WHAT NEEDS TO BE DONE: Below are some records. Say how many of their lines include the string "this", giving only the number.

___ PROVIDED MATERIAL ___

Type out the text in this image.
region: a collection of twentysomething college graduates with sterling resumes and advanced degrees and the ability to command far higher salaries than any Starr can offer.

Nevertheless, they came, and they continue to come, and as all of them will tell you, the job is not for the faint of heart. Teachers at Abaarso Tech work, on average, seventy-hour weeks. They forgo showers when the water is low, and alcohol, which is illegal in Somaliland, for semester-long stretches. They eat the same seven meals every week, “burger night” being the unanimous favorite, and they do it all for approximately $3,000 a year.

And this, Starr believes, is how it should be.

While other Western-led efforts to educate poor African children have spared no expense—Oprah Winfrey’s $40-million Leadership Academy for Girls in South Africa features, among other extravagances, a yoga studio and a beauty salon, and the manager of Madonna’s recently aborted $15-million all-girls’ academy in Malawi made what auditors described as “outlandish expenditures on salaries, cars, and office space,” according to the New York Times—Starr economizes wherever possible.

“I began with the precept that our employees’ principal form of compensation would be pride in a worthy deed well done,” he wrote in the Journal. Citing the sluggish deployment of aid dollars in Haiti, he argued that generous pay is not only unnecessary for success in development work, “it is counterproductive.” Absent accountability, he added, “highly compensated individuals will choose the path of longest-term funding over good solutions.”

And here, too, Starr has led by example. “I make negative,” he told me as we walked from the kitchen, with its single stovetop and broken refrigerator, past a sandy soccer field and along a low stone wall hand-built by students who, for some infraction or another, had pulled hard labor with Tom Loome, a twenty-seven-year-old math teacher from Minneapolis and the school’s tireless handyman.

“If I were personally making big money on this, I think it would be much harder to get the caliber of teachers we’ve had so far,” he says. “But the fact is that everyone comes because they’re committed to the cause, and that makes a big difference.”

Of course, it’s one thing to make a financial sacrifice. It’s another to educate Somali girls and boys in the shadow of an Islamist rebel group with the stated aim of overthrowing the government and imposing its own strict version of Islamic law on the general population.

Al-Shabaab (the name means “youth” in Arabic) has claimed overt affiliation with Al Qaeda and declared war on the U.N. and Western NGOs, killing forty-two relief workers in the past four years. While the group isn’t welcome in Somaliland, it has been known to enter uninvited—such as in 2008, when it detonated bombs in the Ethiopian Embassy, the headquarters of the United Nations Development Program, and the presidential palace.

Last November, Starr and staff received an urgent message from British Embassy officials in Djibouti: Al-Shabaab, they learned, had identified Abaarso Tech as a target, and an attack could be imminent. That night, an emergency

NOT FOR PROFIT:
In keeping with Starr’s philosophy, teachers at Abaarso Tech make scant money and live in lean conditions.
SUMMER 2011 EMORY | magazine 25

___

EXERCISE OUTPUT: 3